__RECORD LIST__:

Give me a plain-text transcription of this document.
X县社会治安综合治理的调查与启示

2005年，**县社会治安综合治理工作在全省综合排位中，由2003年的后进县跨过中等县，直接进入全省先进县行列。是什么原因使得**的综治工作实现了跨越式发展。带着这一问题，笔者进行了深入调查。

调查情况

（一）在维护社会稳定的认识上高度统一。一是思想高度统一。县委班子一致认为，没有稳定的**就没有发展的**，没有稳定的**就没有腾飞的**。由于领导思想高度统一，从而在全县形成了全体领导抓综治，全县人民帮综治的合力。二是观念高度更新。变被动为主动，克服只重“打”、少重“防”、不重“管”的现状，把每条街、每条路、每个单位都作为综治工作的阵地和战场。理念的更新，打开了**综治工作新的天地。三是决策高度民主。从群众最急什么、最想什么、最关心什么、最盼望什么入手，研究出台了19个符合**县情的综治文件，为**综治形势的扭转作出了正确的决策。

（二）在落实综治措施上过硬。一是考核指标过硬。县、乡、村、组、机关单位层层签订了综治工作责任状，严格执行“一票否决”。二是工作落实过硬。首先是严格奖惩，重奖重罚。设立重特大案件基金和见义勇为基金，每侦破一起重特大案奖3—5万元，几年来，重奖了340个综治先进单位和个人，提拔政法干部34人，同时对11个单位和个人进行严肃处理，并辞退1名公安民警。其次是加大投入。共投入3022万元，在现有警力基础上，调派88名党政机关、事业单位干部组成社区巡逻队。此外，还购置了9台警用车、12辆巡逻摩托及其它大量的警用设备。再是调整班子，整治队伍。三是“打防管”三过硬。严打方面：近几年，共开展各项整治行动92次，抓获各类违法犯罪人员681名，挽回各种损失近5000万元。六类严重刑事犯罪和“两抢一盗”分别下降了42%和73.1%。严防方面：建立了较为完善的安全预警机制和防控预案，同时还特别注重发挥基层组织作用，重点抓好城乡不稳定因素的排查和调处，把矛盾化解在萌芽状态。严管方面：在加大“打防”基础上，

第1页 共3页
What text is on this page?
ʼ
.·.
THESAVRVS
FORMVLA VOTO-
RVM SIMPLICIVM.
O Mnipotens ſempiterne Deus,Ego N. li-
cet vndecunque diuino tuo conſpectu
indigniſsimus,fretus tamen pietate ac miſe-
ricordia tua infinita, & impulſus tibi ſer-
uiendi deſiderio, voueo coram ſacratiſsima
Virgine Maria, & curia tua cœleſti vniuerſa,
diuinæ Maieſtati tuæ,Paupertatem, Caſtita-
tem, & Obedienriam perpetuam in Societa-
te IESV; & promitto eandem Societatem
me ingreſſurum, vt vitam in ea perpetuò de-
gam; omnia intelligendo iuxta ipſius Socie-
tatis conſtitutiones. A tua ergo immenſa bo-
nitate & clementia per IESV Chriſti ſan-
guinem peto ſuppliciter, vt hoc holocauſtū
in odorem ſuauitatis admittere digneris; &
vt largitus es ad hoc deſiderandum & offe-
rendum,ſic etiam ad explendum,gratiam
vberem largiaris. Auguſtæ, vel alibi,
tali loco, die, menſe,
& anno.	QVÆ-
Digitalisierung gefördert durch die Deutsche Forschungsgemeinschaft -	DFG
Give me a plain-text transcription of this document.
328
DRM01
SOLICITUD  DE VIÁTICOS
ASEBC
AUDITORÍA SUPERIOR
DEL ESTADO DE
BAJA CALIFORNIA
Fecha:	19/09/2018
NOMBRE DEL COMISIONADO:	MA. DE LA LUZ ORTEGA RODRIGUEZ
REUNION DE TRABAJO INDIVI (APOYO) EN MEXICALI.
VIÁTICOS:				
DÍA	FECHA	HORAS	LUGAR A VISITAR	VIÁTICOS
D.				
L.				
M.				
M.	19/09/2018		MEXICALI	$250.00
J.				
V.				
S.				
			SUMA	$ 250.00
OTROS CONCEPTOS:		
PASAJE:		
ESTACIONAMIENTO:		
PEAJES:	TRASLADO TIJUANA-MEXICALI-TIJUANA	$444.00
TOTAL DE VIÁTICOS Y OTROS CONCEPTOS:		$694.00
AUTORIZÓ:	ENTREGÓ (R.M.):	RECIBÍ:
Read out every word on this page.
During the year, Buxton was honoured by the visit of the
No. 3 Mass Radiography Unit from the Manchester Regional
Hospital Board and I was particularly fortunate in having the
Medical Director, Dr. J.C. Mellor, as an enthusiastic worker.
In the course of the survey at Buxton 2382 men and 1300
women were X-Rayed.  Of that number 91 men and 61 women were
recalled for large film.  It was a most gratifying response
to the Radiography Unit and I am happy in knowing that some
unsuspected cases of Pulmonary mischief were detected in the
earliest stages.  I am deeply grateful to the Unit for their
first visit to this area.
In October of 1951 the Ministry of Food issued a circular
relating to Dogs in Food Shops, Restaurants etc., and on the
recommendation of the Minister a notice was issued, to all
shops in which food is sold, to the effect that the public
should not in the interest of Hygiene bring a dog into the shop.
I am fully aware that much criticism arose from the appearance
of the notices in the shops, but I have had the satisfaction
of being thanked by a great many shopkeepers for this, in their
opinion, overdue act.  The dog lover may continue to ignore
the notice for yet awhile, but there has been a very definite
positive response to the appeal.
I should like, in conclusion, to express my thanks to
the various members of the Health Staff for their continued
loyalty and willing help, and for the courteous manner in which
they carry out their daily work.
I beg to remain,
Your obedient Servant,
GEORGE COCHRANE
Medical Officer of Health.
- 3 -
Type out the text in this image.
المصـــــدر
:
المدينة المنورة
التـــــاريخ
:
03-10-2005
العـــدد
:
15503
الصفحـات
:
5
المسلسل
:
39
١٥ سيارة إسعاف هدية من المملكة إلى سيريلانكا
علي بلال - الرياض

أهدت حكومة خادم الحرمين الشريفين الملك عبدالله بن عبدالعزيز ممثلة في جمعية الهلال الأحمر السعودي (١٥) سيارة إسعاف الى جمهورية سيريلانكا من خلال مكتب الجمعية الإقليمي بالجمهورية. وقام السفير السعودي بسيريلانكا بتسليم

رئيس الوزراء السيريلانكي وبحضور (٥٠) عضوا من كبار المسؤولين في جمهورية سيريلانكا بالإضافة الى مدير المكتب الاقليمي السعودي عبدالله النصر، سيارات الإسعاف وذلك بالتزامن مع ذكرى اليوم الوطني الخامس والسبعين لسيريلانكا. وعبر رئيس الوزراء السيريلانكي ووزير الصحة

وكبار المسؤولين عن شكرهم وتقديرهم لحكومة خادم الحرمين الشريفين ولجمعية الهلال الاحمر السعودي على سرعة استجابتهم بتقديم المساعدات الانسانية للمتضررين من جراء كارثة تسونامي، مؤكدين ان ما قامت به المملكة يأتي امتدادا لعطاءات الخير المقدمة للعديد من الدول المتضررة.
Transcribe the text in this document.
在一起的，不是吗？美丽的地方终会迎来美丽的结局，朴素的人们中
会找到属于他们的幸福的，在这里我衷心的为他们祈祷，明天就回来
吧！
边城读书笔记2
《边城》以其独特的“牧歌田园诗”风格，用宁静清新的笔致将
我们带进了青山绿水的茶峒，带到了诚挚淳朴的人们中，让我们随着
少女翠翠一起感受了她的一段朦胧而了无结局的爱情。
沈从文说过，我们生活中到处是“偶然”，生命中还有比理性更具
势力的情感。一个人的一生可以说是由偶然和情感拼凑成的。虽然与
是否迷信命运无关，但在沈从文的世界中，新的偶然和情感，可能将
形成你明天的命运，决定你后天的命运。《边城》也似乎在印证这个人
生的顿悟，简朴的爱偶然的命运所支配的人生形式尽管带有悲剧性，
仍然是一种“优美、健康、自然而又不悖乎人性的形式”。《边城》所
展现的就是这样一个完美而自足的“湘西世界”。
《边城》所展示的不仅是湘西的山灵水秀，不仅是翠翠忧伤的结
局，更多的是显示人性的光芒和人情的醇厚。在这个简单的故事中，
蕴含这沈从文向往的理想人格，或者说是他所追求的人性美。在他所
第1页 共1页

__EXERCISE__: Check every line of the data above for the string "خادم", and copy those that have it.

__OUTPUT FOR THIS EXERCISE__:
أهدت حكومة خادم الحرمين الشريفين الملك عبدالله بن عبدالعزيز ممثلة في جمعية الهلال الأحمر السعودي (١٥) سيارة إسعاف الى جمهورية سيريلانكا من خلال مكتب الجمعية الإقليمي بالجمهورية. وقام السفير السعودي بسيريلانكا بتسليم
وكبار المسؤولين عن شكرهم وتقديرهم لحكومة خادم الحرمين الشريفين ولجمعية الهلال الاحمر السعودي على سرعة استجابتهم بتقديم المساعدات الانسانية للمتضررين من جراء كارثة تسونامي، مؤكدين ان ما قامت به المملكة يأتي امتدادا لعطاءات الخير المقدمة للعديد من الدول المتضررة.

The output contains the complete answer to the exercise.